- Aim of the exercise -
Check each line of the listing for the string "color", then state how many lines have it. Only the number is wanted.
>> start The data
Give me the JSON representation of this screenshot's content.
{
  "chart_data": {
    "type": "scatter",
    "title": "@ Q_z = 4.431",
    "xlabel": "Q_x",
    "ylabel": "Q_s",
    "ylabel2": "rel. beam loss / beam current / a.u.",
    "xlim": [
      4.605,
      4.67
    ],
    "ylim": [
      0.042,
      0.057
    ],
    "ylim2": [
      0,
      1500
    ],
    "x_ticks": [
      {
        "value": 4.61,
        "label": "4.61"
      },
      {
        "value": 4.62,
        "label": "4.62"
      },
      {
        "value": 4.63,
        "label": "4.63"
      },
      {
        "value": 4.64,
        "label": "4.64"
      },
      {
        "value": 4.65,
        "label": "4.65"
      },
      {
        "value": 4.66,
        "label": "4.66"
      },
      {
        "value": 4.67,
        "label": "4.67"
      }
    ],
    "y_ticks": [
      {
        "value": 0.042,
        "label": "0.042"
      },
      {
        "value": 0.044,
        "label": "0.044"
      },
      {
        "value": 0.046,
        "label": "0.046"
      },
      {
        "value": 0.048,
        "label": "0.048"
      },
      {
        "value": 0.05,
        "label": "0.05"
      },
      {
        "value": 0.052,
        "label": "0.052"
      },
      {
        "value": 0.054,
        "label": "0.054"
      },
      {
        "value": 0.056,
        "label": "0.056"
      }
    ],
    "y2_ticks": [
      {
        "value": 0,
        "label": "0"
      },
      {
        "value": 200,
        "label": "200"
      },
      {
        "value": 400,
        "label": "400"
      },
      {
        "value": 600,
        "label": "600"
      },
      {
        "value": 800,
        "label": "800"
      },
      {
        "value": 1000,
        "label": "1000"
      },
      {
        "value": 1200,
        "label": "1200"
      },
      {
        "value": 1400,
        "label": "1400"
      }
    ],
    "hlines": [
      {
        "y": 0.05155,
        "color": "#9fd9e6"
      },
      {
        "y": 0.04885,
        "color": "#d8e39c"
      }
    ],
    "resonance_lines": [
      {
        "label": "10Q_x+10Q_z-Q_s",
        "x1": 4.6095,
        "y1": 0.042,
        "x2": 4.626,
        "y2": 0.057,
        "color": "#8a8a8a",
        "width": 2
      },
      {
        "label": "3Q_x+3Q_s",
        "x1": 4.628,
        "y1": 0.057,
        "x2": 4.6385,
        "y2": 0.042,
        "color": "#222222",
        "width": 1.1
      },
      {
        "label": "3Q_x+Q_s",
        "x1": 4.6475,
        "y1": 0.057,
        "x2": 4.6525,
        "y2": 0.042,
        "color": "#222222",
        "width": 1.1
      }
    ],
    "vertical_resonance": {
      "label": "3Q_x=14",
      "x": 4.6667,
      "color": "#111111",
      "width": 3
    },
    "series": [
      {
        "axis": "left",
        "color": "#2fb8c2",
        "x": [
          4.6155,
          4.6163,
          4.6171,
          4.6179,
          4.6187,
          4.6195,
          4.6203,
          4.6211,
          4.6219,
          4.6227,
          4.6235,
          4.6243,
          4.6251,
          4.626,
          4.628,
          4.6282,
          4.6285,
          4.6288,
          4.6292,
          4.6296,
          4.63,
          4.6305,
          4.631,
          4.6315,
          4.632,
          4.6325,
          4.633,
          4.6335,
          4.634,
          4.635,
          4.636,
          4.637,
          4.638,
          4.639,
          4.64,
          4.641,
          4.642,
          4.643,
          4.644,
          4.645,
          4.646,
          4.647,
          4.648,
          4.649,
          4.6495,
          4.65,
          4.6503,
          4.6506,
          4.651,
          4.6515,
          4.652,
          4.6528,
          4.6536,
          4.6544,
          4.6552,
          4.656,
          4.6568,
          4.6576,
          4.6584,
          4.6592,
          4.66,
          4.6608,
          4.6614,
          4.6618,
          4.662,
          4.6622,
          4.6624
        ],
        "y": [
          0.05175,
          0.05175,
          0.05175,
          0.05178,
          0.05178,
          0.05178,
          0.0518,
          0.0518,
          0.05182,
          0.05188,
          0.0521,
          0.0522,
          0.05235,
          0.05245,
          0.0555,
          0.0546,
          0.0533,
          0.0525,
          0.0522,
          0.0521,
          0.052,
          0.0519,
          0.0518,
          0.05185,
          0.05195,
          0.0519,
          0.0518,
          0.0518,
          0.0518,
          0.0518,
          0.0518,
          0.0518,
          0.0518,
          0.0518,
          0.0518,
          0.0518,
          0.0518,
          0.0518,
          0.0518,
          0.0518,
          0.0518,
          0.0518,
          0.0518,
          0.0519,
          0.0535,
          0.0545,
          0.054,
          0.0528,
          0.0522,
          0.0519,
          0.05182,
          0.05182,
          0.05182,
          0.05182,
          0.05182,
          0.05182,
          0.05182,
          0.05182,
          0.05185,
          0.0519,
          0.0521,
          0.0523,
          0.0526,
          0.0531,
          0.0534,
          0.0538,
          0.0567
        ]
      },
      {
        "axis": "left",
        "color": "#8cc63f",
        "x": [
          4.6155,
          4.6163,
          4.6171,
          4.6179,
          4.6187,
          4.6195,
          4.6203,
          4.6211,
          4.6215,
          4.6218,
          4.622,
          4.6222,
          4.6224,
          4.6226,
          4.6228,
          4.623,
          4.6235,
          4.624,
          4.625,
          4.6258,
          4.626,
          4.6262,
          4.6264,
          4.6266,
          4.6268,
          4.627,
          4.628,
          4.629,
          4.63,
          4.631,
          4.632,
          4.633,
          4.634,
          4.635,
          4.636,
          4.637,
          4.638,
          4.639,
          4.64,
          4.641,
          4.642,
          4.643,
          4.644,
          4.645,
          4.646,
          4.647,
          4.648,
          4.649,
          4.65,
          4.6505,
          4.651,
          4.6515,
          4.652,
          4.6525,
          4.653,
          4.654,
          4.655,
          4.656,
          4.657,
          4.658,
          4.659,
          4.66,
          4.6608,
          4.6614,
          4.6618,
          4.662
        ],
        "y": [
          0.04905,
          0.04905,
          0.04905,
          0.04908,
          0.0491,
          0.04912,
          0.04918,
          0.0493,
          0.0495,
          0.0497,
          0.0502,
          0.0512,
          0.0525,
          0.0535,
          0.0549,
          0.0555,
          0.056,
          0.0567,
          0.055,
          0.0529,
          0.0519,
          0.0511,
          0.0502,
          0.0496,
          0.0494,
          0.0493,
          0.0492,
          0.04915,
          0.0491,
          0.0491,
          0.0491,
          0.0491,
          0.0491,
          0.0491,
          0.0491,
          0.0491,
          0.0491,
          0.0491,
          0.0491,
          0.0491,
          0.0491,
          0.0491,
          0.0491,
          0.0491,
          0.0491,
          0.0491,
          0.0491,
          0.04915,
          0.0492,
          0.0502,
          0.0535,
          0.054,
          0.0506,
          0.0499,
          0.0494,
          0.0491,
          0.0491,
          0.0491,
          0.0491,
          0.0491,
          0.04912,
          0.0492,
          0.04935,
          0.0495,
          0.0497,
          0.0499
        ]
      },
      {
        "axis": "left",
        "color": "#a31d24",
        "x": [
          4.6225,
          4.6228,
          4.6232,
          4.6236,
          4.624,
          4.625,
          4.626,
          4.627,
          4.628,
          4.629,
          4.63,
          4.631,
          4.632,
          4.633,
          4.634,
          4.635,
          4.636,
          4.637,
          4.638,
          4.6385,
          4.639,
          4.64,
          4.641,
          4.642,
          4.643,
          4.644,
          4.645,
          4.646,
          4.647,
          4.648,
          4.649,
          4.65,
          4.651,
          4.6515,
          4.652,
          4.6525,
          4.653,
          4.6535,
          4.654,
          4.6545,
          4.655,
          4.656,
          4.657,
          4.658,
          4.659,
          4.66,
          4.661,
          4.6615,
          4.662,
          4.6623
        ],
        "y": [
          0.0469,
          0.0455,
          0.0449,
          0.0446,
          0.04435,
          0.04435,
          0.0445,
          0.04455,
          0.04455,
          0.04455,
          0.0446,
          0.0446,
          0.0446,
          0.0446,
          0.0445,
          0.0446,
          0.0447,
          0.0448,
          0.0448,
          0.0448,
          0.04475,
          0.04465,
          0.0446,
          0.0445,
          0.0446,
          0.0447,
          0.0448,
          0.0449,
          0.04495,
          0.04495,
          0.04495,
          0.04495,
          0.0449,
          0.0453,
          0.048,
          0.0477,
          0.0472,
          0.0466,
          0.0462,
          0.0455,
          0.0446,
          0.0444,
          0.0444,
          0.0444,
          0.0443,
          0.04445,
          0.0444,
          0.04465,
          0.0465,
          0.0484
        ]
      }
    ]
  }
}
>> end The data
- Result of the task -
9